## START
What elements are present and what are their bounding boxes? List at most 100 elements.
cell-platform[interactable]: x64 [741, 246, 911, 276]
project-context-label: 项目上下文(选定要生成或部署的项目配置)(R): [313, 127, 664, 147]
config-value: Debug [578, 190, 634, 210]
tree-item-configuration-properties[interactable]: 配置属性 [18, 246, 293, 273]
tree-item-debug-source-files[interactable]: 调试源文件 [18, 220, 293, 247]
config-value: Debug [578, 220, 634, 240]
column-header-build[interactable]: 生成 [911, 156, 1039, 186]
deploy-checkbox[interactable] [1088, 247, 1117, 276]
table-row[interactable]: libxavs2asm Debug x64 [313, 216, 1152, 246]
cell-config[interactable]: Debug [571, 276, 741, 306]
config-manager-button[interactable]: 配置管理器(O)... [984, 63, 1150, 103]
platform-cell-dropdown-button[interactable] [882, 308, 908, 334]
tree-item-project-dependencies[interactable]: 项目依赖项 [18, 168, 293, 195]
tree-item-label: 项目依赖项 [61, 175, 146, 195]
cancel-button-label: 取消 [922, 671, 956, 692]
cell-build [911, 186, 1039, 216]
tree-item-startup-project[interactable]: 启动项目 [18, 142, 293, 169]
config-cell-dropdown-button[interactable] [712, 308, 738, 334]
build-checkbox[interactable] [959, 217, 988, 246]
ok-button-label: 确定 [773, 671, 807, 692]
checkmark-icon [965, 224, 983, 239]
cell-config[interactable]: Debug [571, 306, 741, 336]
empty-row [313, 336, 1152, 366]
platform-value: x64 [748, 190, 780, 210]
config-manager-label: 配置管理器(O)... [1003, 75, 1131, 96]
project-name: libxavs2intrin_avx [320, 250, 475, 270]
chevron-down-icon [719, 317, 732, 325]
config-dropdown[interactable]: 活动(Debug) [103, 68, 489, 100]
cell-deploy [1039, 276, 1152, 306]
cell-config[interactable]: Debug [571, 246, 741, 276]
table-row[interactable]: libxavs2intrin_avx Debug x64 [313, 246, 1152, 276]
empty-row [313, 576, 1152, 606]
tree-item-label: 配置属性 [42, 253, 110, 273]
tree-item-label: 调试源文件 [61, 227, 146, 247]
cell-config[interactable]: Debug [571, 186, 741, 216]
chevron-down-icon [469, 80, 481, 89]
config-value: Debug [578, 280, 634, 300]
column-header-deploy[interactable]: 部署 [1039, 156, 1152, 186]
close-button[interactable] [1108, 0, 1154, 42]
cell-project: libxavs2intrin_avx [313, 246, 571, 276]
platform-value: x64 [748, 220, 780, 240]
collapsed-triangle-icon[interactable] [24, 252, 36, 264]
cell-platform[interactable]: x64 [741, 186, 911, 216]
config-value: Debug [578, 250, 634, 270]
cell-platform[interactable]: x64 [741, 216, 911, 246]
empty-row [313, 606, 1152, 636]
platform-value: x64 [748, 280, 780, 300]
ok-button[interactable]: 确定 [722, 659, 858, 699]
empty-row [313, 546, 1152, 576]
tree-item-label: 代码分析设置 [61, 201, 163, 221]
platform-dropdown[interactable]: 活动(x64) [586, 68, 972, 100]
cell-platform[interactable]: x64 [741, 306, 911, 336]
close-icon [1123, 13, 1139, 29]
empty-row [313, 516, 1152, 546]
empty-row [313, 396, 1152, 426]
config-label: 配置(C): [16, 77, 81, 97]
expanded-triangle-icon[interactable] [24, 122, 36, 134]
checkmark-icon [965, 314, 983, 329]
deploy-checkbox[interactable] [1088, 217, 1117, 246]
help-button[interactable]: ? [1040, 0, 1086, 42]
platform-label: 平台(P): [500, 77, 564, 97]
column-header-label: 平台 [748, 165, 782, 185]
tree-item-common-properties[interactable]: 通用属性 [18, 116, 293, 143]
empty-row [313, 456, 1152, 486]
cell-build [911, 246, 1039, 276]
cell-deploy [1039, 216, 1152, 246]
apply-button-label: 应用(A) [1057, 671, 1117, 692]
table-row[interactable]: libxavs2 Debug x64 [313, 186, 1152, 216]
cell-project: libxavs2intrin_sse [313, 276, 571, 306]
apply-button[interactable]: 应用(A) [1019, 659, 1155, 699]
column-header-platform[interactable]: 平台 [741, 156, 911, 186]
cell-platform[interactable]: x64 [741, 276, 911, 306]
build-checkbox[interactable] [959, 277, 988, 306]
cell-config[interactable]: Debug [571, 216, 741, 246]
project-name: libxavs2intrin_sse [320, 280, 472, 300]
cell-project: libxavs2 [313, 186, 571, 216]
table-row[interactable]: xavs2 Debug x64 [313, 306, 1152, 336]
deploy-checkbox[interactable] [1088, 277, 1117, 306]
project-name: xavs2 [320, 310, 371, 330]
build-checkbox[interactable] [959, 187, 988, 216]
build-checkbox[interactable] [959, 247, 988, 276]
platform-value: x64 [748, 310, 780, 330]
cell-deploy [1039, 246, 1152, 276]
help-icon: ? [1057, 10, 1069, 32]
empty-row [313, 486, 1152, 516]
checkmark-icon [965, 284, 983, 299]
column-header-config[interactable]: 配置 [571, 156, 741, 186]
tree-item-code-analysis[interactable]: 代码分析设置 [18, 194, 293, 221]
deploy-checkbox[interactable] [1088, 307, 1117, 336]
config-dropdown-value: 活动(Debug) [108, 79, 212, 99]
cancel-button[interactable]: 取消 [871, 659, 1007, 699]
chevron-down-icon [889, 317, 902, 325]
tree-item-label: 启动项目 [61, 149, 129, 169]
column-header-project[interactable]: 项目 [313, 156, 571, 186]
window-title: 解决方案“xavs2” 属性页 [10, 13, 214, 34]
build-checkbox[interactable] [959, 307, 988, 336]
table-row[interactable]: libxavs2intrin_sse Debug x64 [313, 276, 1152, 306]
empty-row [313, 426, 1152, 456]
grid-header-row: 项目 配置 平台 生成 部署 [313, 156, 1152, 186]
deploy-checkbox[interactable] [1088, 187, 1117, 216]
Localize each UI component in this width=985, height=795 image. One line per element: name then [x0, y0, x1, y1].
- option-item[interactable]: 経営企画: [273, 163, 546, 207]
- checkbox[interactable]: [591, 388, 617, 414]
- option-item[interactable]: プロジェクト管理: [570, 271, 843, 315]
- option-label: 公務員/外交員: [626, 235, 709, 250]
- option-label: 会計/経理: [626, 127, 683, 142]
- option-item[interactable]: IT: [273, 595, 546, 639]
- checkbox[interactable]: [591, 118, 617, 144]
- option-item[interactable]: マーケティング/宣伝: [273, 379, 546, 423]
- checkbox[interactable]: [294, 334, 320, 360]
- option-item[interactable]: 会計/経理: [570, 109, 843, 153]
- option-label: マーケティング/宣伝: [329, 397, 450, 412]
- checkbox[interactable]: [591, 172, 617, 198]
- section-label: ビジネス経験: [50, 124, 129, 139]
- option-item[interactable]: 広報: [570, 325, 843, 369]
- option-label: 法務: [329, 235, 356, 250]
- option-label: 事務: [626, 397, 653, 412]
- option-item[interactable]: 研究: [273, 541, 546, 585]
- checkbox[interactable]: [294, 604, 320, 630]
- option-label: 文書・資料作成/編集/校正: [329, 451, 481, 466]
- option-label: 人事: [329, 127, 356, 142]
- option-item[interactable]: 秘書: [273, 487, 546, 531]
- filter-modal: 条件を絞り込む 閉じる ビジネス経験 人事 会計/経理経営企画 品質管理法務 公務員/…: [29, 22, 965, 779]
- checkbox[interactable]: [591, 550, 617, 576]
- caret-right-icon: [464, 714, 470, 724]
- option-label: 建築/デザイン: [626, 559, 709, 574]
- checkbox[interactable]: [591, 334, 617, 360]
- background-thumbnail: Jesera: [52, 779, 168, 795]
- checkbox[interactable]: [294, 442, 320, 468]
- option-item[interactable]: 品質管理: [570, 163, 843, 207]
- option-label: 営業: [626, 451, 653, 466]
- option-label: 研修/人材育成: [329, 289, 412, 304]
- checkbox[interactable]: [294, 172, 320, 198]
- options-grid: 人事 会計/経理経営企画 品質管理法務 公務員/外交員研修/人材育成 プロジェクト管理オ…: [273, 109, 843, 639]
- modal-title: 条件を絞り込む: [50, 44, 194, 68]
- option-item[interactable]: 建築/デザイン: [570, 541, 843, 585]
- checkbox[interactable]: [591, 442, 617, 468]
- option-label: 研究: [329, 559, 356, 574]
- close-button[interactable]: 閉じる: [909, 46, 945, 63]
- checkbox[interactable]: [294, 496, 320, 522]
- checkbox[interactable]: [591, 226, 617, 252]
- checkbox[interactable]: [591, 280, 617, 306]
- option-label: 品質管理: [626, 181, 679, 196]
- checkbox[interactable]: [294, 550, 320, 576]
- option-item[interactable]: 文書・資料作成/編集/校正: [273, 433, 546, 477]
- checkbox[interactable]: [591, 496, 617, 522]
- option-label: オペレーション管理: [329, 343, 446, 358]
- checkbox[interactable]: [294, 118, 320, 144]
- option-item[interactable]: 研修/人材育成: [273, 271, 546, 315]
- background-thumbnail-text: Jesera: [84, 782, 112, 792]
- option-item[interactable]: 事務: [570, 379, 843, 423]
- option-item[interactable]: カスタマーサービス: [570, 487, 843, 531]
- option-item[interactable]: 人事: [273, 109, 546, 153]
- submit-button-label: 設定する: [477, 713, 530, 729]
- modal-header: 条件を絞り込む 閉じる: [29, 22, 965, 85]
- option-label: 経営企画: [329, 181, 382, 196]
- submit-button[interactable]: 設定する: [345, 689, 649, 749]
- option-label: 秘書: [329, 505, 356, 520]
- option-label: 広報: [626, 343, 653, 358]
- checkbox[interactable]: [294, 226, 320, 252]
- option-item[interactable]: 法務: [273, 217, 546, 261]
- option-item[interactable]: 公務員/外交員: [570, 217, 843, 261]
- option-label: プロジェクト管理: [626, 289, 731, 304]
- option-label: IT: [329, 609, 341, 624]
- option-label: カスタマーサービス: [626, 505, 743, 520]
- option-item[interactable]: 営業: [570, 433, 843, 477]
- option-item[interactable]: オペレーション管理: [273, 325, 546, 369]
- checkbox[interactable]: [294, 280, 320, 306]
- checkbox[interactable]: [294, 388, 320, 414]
## END
Task to complete:
Write out the records again, starting at their first line and ending at the line that contains "platform-cell-dropdown-button[interactable] [882, 308, 908, 334]", with both of those lines included.

Expected answer:
What elements are present and what are their bounding boxes? List at most 100 elements.
cell-platform[interactable]: x64 [741, 246, 911, 276]
project-context-label: 项目上下文(选定要生成或部署的项目配置)(R): [313, 127, 664, 147]
config-value: Debug [578, 190, 634, 210]
tree-item-configuration-properties[interactable]: 配置属性 [18, 246, 293, 273]
tree-item-debug-source-files[interactable]: 调试源文件 [18, 220, 293, 247]
config-value: Debug [578, 220, 634, 240]
column-header-build[interactable]: 生成 [911, 156, 1039, 186]
deploy-checkbox[interactable] [1088, 247, 1117, 276]
table-row[interactable]: libxavs2asm Debug x64 [313, 216, 1152, 246]
cell-config[interactable]: Debug [571, 276, 741, 306]
config-manager-button[interactable]: 配置管理器(O)... [984, 63, 1150, 103]
platform-cell-dropdown-button[interactable] [882, 308, 908, 334]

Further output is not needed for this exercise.